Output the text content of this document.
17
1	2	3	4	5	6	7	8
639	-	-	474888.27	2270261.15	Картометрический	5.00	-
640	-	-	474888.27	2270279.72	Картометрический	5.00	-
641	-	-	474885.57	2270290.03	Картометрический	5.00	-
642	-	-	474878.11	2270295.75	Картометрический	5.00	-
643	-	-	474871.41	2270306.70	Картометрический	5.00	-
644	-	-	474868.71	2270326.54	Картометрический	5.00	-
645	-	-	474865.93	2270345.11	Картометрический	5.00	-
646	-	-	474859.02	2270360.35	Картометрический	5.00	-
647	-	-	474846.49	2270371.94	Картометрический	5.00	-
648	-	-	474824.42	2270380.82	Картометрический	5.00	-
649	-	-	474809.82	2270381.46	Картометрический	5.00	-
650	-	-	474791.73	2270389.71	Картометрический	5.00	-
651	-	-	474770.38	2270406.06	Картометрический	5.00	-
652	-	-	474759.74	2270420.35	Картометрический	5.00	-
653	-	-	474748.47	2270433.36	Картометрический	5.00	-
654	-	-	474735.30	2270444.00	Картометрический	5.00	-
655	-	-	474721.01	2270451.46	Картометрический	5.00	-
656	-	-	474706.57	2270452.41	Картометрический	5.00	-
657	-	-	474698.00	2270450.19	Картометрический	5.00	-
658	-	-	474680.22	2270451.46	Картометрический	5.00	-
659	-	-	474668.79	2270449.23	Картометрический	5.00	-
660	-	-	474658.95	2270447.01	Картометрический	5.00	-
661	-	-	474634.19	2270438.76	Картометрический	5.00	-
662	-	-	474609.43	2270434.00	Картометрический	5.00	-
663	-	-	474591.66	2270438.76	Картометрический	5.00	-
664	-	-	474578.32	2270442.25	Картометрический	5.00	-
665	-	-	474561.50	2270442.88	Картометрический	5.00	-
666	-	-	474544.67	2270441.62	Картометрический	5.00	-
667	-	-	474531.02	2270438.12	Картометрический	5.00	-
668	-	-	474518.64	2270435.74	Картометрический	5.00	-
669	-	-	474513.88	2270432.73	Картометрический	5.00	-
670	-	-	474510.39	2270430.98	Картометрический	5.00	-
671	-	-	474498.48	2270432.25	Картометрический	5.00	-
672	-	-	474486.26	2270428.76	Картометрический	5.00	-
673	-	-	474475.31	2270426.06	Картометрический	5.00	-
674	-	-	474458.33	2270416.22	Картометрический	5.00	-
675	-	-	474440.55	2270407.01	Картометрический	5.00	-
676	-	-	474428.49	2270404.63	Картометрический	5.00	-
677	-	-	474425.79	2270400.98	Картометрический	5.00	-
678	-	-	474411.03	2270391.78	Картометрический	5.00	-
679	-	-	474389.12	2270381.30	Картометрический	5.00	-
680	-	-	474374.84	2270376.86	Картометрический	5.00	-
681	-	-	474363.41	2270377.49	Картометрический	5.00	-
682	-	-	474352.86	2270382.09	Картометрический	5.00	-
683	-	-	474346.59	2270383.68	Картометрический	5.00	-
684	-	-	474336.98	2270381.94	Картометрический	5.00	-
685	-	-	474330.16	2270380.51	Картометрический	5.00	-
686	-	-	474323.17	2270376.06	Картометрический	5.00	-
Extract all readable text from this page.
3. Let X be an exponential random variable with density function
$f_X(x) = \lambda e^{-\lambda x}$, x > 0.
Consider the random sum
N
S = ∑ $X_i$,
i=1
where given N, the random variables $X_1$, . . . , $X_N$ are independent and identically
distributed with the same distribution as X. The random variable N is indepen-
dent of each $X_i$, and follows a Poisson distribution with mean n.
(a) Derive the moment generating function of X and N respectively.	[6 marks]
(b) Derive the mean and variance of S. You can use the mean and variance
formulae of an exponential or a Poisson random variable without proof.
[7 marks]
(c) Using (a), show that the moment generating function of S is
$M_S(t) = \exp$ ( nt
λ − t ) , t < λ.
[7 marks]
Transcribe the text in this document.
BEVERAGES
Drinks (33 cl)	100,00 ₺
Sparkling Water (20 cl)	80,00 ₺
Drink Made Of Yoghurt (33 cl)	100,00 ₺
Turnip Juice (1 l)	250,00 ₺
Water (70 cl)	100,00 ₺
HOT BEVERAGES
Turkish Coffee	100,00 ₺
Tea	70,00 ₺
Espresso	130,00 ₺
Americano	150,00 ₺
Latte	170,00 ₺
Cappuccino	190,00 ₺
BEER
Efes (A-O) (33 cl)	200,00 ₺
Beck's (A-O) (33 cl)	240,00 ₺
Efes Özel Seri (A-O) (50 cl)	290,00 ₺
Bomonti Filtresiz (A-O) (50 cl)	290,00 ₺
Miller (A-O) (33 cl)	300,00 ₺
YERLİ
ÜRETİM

* * *

→ **What you need to do**:
In the records above, return only the line that contains "Transcribe the text in this document." and every line after it through the last, exactly as they appear.

→ **Answer for this exercise**:
Transcribe the text in this document.
BEVERAGES
Drinks (33 cl)	100,00 ₺
Sparkling Water (20 cl)	80,00 ₺
Drink Made Of Yoghurt (33 cl)	100,00 ₺
Turnip Juice (1 l)	250,00 ₺
Water (70 cl)	100,00 ₺
HOT BEVERAGES
Turkish Coffee	100,00 ₺
Tea	70,00 ₺
Espresso	130,00 ₺
Americano	150,00 ₺
Latte	170,00 ₺
Cappuccino	190,00 ₺
BEER
Efes (A-O) (33 cl)	200,00 ₺
Beck's (A-O) (33 cl)	240,00 ₺
Efes Özel Seri (A-O) (50 cl)	290,00 ₺
Bomonti Filtresiz (A-O) (50 cl)	290,00 ₺
Miller (A-O) (33 cl)	300,00 ₺
YERLİ
ÜRETİM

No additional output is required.